Extracted data entries ->
# # # #
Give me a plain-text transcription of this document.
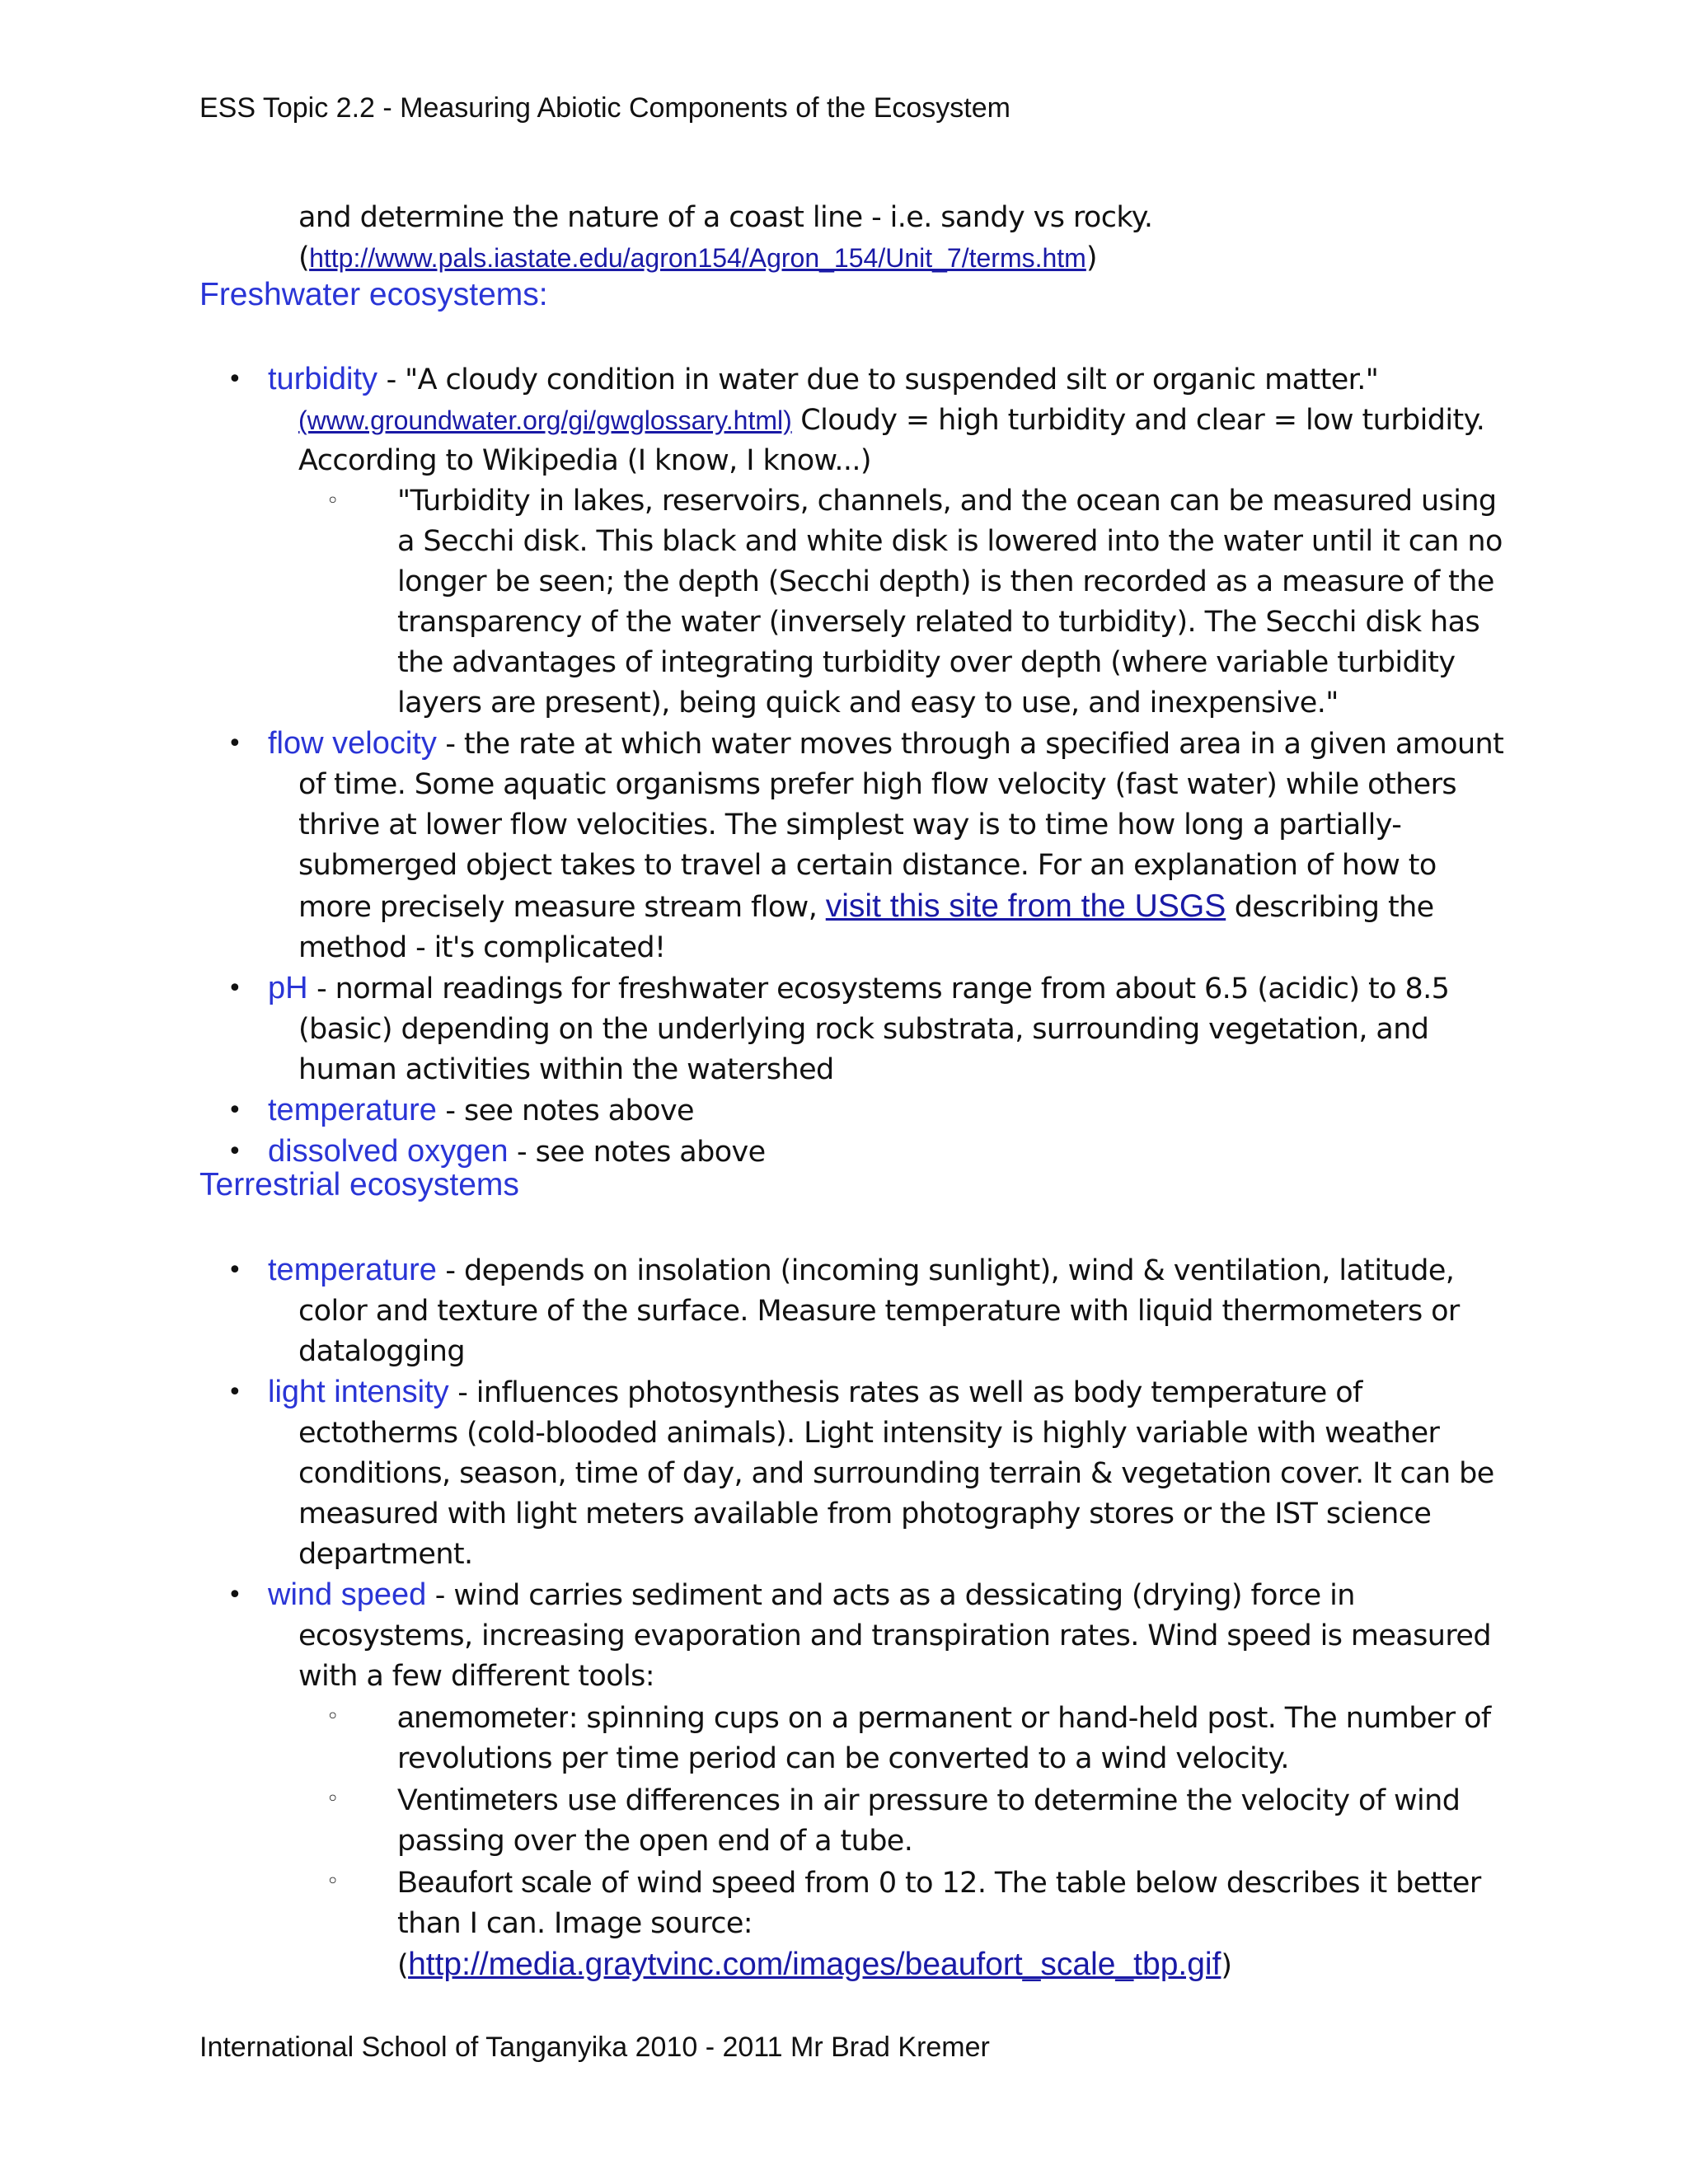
ESS Topic 2.2 - Measuring Abiotic Components of the Ecosystem
and determine the nature of a coast line - i.e. sandy vs rocky.
(http://www.pals.iastate.edu/agron154/Agron_154/Unit_7/terms.htm)
Freshwater ecosystems:
• turbidity - "A cloudy condition in water due to suspended silt or organic matter."(www.groundwater.org/gi/gwglossary.html) Cloudy = high turbidity and clear = low turbidity. According to Wikipedia (I know, I know...)
◦ "Turbidity in lakes, reservoirs, channels, and the ocean can be measured using a Secchi disk. This black and white disk is lowered into the water until it can no longer be seen; the depth (Secchi depth) is then recorded as a measure of the transparency of the water (inversely related to turbidity). The Secchi disk has the advantages of integrating turbidity over depth (where variable turbidity layers are present), being quick and easy to use, and inexpensive."
• flow velocity - the rate at which water moves through a specified area in a given amount of time. Some aquatic organisms prefer high flow velocity (fast water) while others thrive at lower flow velocities. The simplest way is to time how long a partially-submerged object takes to travel a certain distance. For an explanation of how to more precisely measure stream flow, visit this site from the USGS describing the method - it's complicated!
• pH - normal readings for freshwater ecosystems range from about 6.5 (acidic) to 8.5 (basic) depending on the underlying rock substrata, surrounding vegetation, and human activities within the watershed
• temperature - see notes above
• dissolved oxygen - see notes above
Terrestrial ecosystems
• temperature - depends on insolation (incoming sunlight), wind & ventilation, latitude, color and texture of the surface. Measure temperature with liquid thermometers or datalogging
• light intensity - influences photosynthesis rates as well as body temperature of ectotherms (cold-blooded animals). Light intensity is highly variable with weather conditions, season, time of day, and surrounding terrain & vegetation cover. It can be measured with light meters available from photography stores or the IST science department.
• wind speed - wind carries sediment and acts as a dessicating (drying) force in ecosystems, increasing evaporation and transpiration rates. Wind speed is measured with a few different tools:
◦ anemometer: spinning cups on a permanent or hand-held post. The number of revolutions per time period can be converted to a wind velocity.
◦ Ventimeters use differences in air pressure to determine the velocity of wind passing over the open end of a tube.
◦ Beaufort scale of wind speed from 0 to 12. The table below describes it better than I can. Image source:
(http://media.graytvinc.com/images/beaufort_scale_tbp.gif)
International School of Tanganyika 2010 - 2011 Mr Brad Kremer
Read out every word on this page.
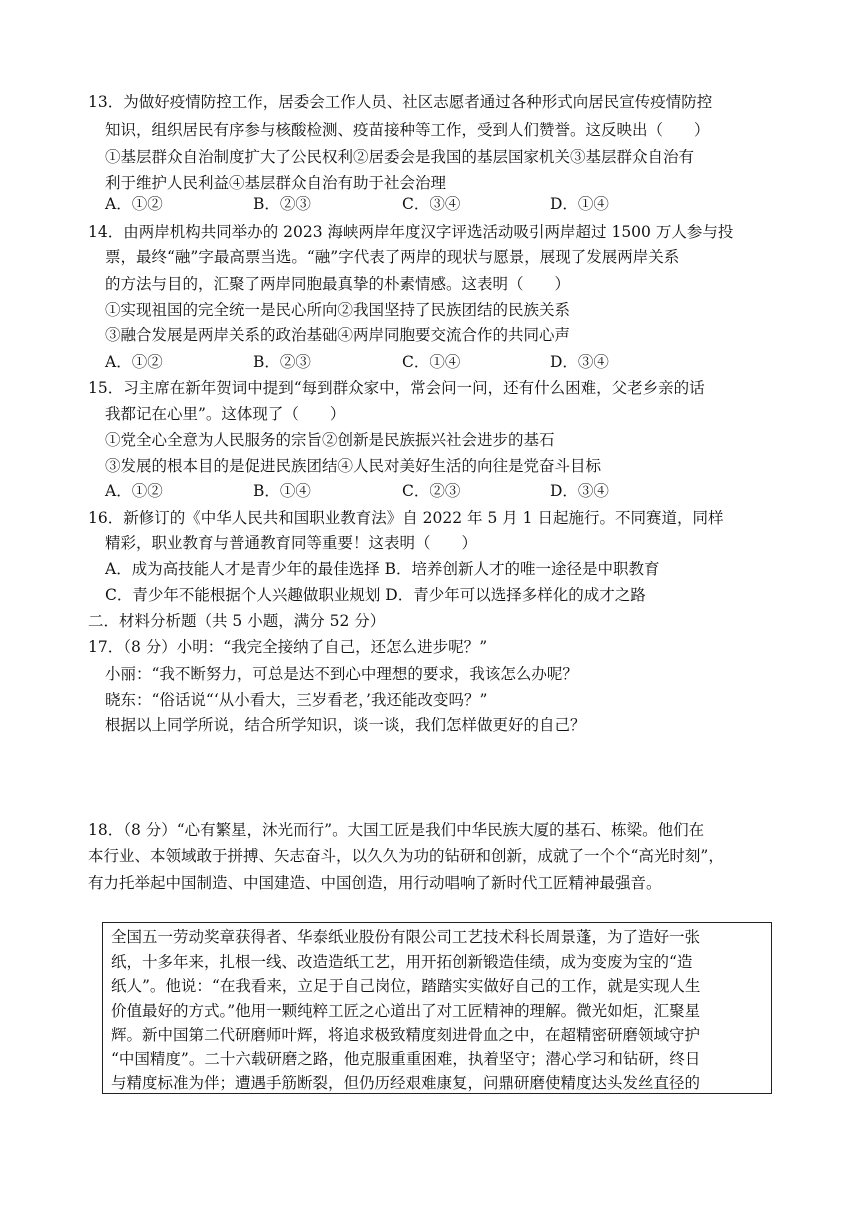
13．为做好疫情防控工作，居委会工作人员、社区志愿者通过各种形式向居民宣传疫情防控
知识，组织居民有序参与核酸检测、疫苗接种等工作，受到人们赞誉。这反映出（　　）
①基层群众自治制度扩大了公民权利②居委会是我国的基层国家机关③基层群众自治有
利于维护人民利益④基层群众自治有助于社会治理
A．①②	B．②③	C．③④	D．①④
14．由两岸机构共同举办的 2023 海峡两岸年度汉字评选活动吸引两岸超过 1500 万人参与投
票，最终“融”字最高票当选。“融”字代表了两岸的现状与愿景，展现了发展两岸关系
的方法与目的，汇聚了两岸同胞最真挚的朴素情感。这表明（　　）
①实现祖国的完全统一是民心所向②我国坚持了民族团结的民族关系
③融合发展是两岸关系的政治基础④两岸同胞要交流合作的共同心声
A．①②	B．②③	C．①④	D．③④
15．习主席在新年贺词中提到“每到群众家中，常会问一问，还有什么困难，父老乡亲的话
我都记在心里”。这体现了（　　）
①党全心全意为人民服务的宗旨②创新是民族振兴社会进步的基石
③发展的根本目的是促进民族团结④人民对美好生活的向往是党奋斗目标
A．①②	B．①④	C．②③	D．③④
16．新修订的《中华人民共和国职业教育法》自 2022 年 5 月 1 日起施行。不同赛道，同样
精彩，职业教育与普通教育同等重要！这表明（　　）
A．成为高技能人才是青少年的最佳选择 B．培养创新人才的唯一途径是中职教育
C．青少年不能根据个人兴趣做职业规划 D．青少年可以选择多样化的成才之路
二．材料分析题（共 5 小题，满分 52 分）
17．（8 分）小明：“我完全接纳了自己，还怎么进步呢？”
小丽：“我不断努力，可总是达不到心中理想的要求，我该怎么办呢？
晓东：“俗话说“‘从小看大，三岁看老，’我还能改变吗？”
根据以上同学所说，结合所学知识，谈一谈，我们怎样做更好的自己？
18．（8 分）“心有繁星，沐光而行”。大国工匠是我们中华民族大厦的基石、栋梁。他们在
本行业、本领域敢于拼搏、矢志奋斗，以久久为功的钻研和创新，成就了一个个“高光时刻”，
有力托举起中国制造、中国建造、中国创造，用行动唱响了新时代工匠精神最强音。
全国五一劳动奖章获得者、华泰纸业股份有限公司工艺技术科长周景蓬，为了造好一张
纸，十多年来，扎根一线、改造造纸工艺，用开拓创新锻造佳绩，成为变废为宝的“造
纸人”。他说：“在我看来，立足于自己岗位，踏踏实实做好自己的工作，就是实现人生
价值最好的方式。”他用一颗纯粹工匠之心道出了对工匠精神的理解。微光如炬，汇聚星
辉。新中国第二代研磨师叶辉，将追求极致精度刻进骨血之中，在超精密研磨领域守护
“中国精度”。二十六载研磨之路，他克服重重困难，执着坚守；潜心学习和钻研，终日
与精度标准为伴；遭遇手筋断裂，但仍历经艰难康复，问鼎研磨使精度达头发丝直径的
# # # #
THE EXERCISE -> From the listing, extract all text exactly as given and drop any picture.

RESULT OF THIS TASK ->
Give me a plain-text transcription of this document.
ESS Topic 2.2 - Measuring Abiotic Components of the Ecosystem
and determine the nature of a coast line - i.e. sandy vs rocky.
(http://www.pals.iastate.edu/agron154/Agron_154/Unit_7/terms.htm)
Freshwater ecosystems:
• turbidity - "A cloudy condition in water due to suspended silt or organic matter."(www.groundwater.org/gi/gwglossary.html) Cloudy = high turbidity and clear = low turbidity. According to Wikipedia (I know, I know...)
◦ "Turbidity in lakes, reservoirs, channels, and the ocean can be measured using a Secchi disk. This black and white disk is lowered into the water until it can no longer be seen; the depth (Secchi depth) is then recorded as a measure of the transparency of the water (inversely related to turbidity). The Secchi disk has the advantages of integrating turbidity over depth (where variable turbidity layers are present), being quick and easy to use, and inexpensive."
• flow velocity - the rate at which water moves through a specified area in a given amount of time. Some aquatic organisms prefer high flow velocity (fast water) while others thrive at lower flow velocities. The simplest way is to time how long a partially-submerged object takes to travel a certain distance. For an explanation of how to more precisely measure stream flow, visit this site from the USGS describing the method - it's complicated!
• pH - normal readings for freshwater ecosystems range from about 6.5 (acidic) to 8.5 (basic) depending on the underlying rock substrata, surrounding vegetation, and human activities within the watershed
• temperature - see notes above
• dissolved oxygen - see notes above
Terrestrial ecosystems
• temperature - depends on insolation (incoming sunlight), wind & ventilation, latitude, color and texture of the surface. Measure temperature with liquid thermometers or datalogging
• light intensity - influences photosynthesis rates as well as body temperature of ectotherms (cold-blooded animals). Light intensity is highly variable with weather conditions, season, time of day, and surrounding terrain & vegetation cover. It can be measured with light meters available from photography stores or the IST science department.
• wind speed - wind carries sediment and acts as a dessicating (drying) force in ecosystems, increasing evaporation and transpiration rates. Wind speed is measured with a few different tools:
◦ anemometer: spinning cups on a permanent or hand-held post. The number of revolutions per time period can be converted to a wind velocity.
◦ Ventimeters use differences in air pressure to determine the velocity of wind passing over the open end of a tube.
◦ Beaufort scale of wind speed from 0 to 12. The table below describes it better than I can. Image source:
(http://media.graytvinc.com/images/beaufort_scale_tbp.gif)
International School of Tanganyika 2010 - 2011 Mr Brad Kremer
Read out every word on this page.
13．为做好疫情防控工作，居委会工作人员、社区志愿者通过各种形式向居民宣传疫情防控
知识，组织居民有序参与核酸检测、疫苗接种等工作，受到人们赞誉。这反映出（　　）
①基层群众自治制度扩大了公民权利②居委会是我国的基层国家机关③基层群众自治有
利于维护人民利益④基层群众自治有助于社会治理
A．①②	B．②③	C．③④	D．①④
14．由两岸机构共同举办的 2023 海峡两岸年度汉字评选活动吸引两岸超过 1500 万人参与投
票，最终“融”字最高票当选。“融”字代表了两岸的现状与愿景，展现了发展两岸关系
的方法与目的，汇聚了两岸同胞最真挚的朴素情感。这表明（　　）
①实现祖国的完全统一是民心所向②我国坚持了民族团结的民族关系
③融合发展是两岸关系的政治基础④两岸同胞要交流合作的共同心声
A．①②	B．②③	C．①④	D．③④
15．习主席在新年贺词中提到“每到群众家中，常会问一问，还有什么困难，父老乡亲的话
我都记在心里”。这体现了（　　）
①党全心全意为人民服务的宗旨②创新是民族振兴社会进步的基石
③发展的根本目的是促进民族团结④人民对美好生活的向往是党奋斗目标
A．①②	B．①④	C．②③	D．③④
16．新修订的《中华人民共和国职业教育法》自 2022 年 5 月 1 日起施行。不同赛道，同样
精彩，职业教育与普通教育同等重要！这表明（　　）
A．成为高技能人才是青少年的最佳选择 B．培养创新人才的唯一途径是中职教育
C．青少年不能根据个人兴趣做职业规划 D．青少年可以选择多样化的成才之路
二．材料分析题（共 5 小题，满分 52 分）
17．（8 分）小明：“我完全接纳了自己，还怎么进步呢？”
小丽：“我不断努力，可总是达不到心中理想的要求，我该怎么办呢？
晓东：“俗话说“‘从小看大，三岁看老，’我还能改变吗？”
根据以上同学所说，结合所学知识，谈一谈，我们怎样做更好的自己？
18．（8 分）“心有繁星，沐光而行”。大国工匠是我们中华民族大厦的基石、栋梁。他们在
本行业、本领域敢于拼搏、矢志奋斗，以久久为功的钻研和创新，成就了一个个“高光时刻”，
有力托举起中国制造、中国建造、中国创造，用行动唱响了新时代工匠精神最强音。
全国五一劳动奖章获得者、华泰纸业股份有限公司工艺技术科长周景蓬，为了造好一张
纸，十多年来，扎根一线、改造造纸工艺，用开拓创新锻造佳绩，成为变废为宝的“造
纸人”。他说：“在我看来，立足于自己岗位，踏踏实实做好自己的工作，就是实现人生
价值最好的方式。”他用一颗纯粹工匠之心道出了对工匠精神的理解。微光如炬，汇聚星
辉。新中国第二代研磨师叶辉，将追求极致精度刻进骨血之中，在超精密研磨领域守护
“中国精度”。二十六载研磨之路，他克服重重困难，执着坚守；潜心学习和钻研，终日
与精度标准为伴；遭遇手筋断裂，但仍历经艰难康复，问鼎研磨使精度达头发丝直径的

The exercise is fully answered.